PROVIDED INFORMATION →
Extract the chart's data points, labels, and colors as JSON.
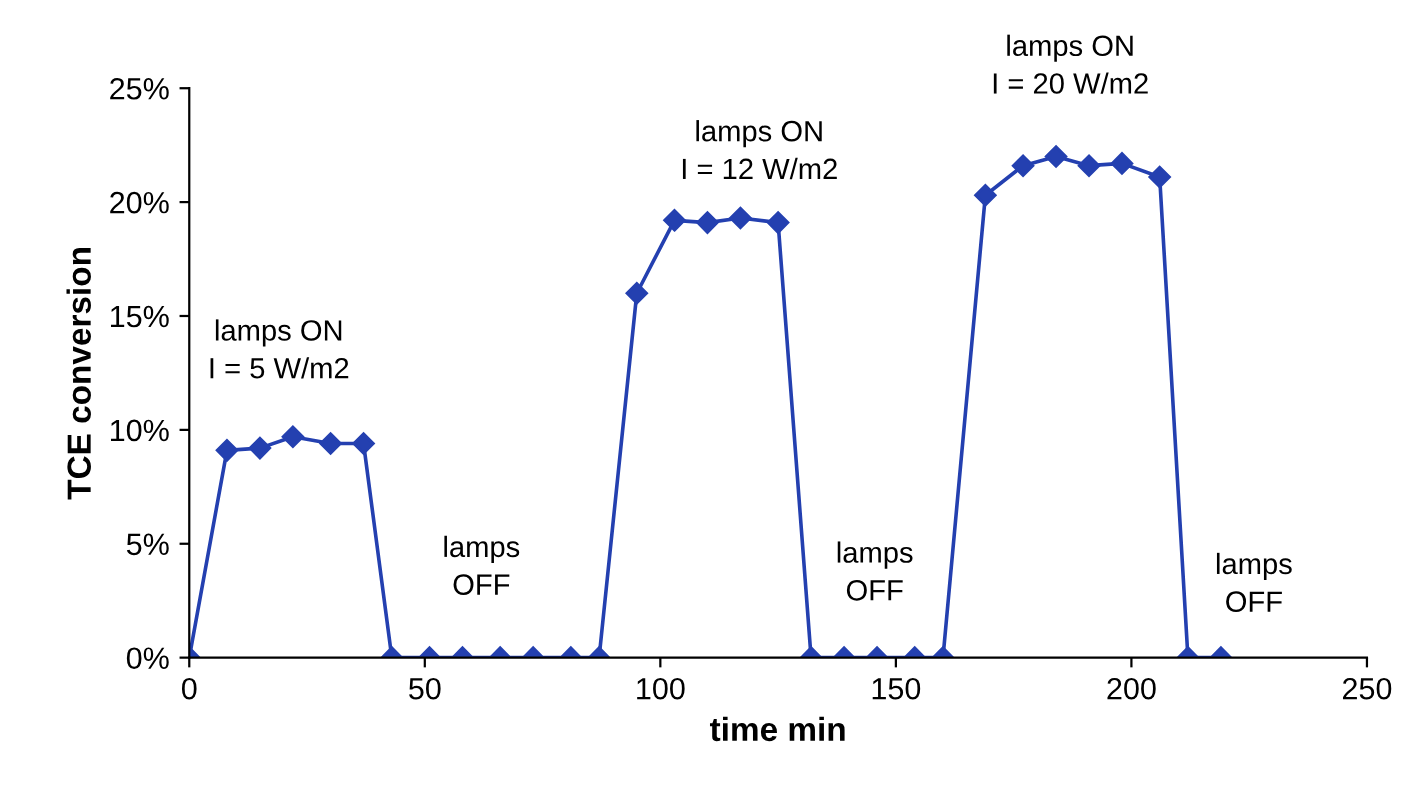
{
  "chart_data": {
    "type": "line",
    "xlabel": "time min",
    "ylabel": "TCE conversion",
    "x": [
      0,
      8,
      15,
      22,
      30,
      37,
      43,
      51,
      58,
      66,
      73,
      81,
      87,
      95,
      103,
      110,
      117,
      125,
      132,
      139,
      146,
      154,
      160,
      169,
      177,
      184,
      191,
      198,
      206,
      212,
      219
    ],
    "series": [
      {
        "color": "#2440b0",
        "values": [
          0,
          9.1,
          9.2,
          9.7,
          9.4,
          9.4,
          0,
          0,
          0,
          0,
          0,
          0,
          0,
          16.0,
          19.2,
          19.1,
          19.3,
          19.1,
          0,
          0,
          0,
          0,
          0,
          20.3,
          21.6,
          22.0,
          21.6,
          21.7,
          21.1,
          0,
          0
        ]
      }
    ],
    "marker": "diamond",
    "line_style": "solid",
    "grid": false,
    "xlim": [
      0,
      250
    ],
    "xticks": [
      0,
      50,
      100,
      150,
      200,
      250
    ],
    "ylim": [
      0,
      25
    ],
    "yticks": [
      {
        "value": 0,
        "label": "0%"
      },
      {
        "value": 5,
        "label": "5%"
      },
      {
        "value": 10,
        "label": "10%"
      },
      {
        "value": 15,
        "label": "15%"
      },
      {
        "value": 20,
        "label": "20%"
      },
      {
        "value": 25,
        "label": "25%"
      }
    ],
    "annotations": [
      "lamps ON\nI = 5 W/m2",
      "lamps\nOFF",
      "lamps ON\nI = 12 W/m2",
      "lamps\nOFF",
      "lamps ON\nI = 20 W/m2",
      "lamps\nOFF"
    ]
  }
}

BRIEF → In the data above, count the lines where the word "lamps" appears; reply with the number only.

COMPLETE OUTPUT → 6